(Figure data in JSON)
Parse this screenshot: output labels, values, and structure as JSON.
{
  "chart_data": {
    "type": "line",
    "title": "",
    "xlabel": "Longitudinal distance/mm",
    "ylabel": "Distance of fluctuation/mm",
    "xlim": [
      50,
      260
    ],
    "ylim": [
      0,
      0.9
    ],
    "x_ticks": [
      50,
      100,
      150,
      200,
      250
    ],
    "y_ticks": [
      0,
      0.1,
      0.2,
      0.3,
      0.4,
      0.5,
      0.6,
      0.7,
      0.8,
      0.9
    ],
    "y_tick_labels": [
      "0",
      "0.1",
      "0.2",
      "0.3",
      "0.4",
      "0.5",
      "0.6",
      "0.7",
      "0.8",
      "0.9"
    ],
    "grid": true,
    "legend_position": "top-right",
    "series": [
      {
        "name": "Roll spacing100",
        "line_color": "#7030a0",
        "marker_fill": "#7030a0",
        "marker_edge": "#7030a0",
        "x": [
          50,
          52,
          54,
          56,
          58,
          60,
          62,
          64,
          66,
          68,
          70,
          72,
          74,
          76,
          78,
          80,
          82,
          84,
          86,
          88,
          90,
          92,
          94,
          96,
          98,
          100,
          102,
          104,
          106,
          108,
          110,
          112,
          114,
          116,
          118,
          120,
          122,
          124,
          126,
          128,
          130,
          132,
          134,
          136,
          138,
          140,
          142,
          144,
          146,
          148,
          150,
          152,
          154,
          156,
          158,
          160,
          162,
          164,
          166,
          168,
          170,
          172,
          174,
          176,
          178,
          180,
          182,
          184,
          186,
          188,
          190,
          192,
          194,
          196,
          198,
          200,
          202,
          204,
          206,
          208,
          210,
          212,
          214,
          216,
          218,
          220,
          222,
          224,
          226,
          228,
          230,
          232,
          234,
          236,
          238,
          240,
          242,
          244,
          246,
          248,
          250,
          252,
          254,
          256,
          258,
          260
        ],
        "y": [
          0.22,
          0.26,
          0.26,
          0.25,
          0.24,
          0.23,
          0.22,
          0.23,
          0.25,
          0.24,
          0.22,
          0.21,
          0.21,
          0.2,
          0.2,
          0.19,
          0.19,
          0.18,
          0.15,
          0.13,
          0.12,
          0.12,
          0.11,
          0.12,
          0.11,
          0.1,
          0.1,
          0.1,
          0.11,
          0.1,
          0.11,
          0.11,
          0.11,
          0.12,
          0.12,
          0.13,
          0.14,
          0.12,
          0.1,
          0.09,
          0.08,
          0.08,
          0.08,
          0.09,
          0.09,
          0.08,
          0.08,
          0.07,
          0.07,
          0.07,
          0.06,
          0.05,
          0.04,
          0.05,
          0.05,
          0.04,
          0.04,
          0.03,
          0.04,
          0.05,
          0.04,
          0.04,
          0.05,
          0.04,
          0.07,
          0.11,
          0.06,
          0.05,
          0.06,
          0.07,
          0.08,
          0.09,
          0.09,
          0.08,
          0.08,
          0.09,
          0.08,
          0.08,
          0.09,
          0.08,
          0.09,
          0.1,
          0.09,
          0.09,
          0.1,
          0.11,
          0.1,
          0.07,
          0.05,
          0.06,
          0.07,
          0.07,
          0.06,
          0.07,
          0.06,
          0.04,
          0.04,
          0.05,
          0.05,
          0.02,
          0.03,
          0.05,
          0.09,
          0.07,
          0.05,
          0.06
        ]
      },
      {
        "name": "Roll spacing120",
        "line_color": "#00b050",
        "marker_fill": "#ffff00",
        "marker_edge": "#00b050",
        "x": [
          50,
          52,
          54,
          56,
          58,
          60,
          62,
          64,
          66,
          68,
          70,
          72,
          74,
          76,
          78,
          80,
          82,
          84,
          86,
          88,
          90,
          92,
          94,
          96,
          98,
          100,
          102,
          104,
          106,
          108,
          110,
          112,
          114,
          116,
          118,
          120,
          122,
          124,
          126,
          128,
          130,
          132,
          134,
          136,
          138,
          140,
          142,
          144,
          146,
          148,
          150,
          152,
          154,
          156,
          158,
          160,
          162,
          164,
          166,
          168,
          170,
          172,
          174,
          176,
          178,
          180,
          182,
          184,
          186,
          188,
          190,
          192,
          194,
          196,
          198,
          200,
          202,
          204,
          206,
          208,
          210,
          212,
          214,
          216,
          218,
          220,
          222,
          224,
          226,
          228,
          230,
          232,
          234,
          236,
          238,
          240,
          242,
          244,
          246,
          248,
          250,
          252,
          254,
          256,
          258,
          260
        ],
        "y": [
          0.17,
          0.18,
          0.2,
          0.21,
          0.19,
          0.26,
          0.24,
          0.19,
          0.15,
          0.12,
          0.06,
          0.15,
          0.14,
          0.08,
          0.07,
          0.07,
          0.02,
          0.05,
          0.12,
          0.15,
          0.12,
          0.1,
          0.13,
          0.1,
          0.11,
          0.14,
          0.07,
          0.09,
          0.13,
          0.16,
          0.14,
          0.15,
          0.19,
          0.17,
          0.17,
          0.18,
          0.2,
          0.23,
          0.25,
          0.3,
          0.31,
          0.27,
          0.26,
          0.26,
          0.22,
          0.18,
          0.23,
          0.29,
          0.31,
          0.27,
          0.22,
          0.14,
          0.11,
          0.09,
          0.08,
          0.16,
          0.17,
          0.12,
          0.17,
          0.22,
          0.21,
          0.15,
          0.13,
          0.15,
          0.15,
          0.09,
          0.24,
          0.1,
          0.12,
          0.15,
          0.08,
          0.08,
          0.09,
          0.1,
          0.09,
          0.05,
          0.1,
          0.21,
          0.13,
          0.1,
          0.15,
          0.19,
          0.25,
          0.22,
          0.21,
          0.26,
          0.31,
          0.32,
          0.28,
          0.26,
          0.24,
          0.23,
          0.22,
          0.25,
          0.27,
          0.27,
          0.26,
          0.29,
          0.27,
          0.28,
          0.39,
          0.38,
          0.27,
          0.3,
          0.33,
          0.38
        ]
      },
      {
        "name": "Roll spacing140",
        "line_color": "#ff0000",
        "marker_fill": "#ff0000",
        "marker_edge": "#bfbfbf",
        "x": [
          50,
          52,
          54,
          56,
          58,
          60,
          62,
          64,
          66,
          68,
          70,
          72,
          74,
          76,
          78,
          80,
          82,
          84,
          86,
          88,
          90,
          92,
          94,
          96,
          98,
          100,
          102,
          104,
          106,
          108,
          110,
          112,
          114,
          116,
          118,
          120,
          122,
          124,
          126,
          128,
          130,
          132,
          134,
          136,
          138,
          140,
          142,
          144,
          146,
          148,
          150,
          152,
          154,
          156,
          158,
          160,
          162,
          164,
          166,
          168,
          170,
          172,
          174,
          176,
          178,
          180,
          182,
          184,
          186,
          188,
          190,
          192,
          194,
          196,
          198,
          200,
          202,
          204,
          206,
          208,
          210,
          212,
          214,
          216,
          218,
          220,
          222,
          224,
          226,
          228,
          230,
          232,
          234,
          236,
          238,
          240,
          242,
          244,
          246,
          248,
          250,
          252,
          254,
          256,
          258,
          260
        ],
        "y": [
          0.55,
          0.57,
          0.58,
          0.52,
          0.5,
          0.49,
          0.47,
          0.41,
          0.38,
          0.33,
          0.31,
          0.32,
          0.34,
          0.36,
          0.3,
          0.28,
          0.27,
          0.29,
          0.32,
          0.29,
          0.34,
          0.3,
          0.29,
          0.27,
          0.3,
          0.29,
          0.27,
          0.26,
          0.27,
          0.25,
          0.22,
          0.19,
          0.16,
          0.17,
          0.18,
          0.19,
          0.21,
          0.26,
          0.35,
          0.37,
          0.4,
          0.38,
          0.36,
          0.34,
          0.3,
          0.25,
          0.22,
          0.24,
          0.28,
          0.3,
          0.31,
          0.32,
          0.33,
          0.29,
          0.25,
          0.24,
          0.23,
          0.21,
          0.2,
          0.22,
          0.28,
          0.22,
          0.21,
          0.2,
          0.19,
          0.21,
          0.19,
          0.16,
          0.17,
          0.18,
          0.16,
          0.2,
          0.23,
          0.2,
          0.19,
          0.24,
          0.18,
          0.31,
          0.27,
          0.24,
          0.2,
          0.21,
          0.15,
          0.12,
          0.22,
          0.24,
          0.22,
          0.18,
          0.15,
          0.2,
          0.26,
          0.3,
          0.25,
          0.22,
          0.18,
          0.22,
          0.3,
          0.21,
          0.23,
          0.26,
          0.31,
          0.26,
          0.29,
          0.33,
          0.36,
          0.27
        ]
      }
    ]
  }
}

• The exercise
Find every line in the records above that holds the word "Roll", and copy each one.

• Answer to the task
        "name": "Roll spacing100",
        "name": "Roll spacing120",
        "name": "Roll spacing140",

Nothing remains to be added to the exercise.